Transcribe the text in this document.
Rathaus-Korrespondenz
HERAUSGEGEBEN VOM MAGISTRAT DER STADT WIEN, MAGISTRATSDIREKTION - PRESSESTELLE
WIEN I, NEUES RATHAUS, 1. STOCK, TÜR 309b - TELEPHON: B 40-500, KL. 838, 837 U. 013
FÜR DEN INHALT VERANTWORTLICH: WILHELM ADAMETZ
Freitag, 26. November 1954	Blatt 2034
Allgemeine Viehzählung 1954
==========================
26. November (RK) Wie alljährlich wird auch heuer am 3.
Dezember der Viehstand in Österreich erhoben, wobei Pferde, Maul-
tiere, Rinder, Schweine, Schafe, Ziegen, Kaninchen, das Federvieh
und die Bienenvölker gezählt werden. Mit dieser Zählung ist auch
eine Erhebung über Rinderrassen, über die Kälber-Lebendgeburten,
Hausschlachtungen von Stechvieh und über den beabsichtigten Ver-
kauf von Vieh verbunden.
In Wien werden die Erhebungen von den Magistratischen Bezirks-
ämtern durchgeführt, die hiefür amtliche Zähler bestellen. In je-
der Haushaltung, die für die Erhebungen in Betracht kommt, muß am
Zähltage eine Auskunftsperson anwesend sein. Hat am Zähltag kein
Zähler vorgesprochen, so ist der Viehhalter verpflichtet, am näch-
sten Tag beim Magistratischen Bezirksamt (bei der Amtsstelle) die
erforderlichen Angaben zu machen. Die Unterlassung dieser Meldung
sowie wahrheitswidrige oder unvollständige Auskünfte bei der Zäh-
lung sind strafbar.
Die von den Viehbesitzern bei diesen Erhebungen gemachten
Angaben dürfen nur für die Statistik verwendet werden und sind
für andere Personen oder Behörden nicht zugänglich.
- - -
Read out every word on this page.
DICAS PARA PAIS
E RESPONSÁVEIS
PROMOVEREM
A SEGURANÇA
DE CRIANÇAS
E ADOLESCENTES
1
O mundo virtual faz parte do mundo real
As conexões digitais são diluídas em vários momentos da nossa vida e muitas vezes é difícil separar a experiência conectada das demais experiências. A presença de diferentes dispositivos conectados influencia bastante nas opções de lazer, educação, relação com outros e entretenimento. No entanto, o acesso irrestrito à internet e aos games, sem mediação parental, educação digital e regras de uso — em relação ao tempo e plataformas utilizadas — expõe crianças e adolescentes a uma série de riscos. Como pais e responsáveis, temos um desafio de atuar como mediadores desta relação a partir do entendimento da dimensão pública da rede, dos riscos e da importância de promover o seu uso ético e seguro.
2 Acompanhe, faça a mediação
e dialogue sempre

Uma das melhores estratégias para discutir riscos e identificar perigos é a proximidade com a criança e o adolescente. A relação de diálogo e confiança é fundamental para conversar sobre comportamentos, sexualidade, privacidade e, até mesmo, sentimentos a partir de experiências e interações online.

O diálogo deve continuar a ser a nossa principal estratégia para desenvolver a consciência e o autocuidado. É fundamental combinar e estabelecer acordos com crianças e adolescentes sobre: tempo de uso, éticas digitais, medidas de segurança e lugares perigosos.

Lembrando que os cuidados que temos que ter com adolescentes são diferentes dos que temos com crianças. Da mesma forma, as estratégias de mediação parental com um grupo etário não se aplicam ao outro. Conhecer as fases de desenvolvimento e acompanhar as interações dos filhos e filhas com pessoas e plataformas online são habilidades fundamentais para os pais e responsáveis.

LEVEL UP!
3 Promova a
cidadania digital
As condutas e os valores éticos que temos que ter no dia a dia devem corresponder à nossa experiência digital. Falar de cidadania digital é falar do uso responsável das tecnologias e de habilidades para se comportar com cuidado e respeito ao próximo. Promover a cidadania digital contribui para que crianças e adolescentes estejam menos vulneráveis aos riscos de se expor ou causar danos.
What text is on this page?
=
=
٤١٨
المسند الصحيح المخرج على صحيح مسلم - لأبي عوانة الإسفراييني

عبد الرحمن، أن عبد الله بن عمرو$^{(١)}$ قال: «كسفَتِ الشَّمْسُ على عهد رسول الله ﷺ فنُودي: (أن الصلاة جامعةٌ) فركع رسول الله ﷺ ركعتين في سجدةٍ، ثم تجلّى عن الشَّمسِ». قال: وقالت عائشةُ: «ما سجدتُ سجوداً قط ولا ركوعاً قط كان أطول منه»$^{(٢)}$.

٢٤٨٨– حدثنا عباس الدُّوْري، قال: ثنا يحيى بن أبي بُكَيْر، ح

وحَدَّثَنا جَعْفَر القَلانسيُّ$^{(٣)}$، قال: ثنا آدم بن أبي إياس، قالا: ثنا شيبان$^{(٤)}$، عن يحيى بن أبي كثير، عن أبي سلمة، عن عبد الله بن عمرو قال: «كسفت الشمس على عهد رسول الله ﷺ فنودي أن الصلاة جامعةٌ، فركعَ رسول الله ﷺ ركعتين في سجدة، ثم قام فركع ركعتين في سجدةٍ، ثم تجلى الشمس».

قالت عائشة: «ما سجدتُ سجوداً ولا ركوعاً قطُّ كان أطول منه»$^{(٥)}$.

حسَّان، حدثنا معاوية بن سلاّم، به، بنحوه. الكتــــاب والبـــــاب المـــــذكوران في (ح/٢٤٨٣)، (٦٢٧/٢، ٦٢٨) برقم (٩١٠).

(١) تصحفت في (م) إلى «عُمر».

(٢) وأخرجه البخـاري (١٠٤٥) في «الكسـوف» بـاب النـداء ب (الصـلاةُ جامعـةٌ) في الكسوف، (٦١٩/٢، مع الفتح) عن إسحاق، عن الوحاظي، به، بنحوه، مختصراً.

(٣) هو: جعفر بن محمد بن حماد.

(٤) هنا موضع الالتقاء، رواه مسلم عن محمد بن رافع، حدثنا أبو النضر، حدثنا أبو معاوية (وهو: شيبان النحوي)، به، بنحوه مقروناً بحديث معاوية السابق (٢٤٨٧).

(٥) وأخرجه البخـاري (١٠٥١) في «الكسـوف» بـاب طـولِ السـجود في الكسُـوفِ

◇ ◇ ◇ ◇ ◇ ◇ ◇

*Your objective*
Which lines contain "cidadania"? Copy each of them out.

*Correct answer*
cidadania digital
As condutas e os valores éticos que temos que ter no dia a dia devem corresponder à nossa experiência digital. Falar de cidadania digital é falar do uso responsável das tecnologias e de habilidades para se comportar com cuidado e respeito ao próximo. Promover a cidadania digital contribui para que crianças e adolescentes estejam menos vulneráveis aos riscos de se expor ou causar danos.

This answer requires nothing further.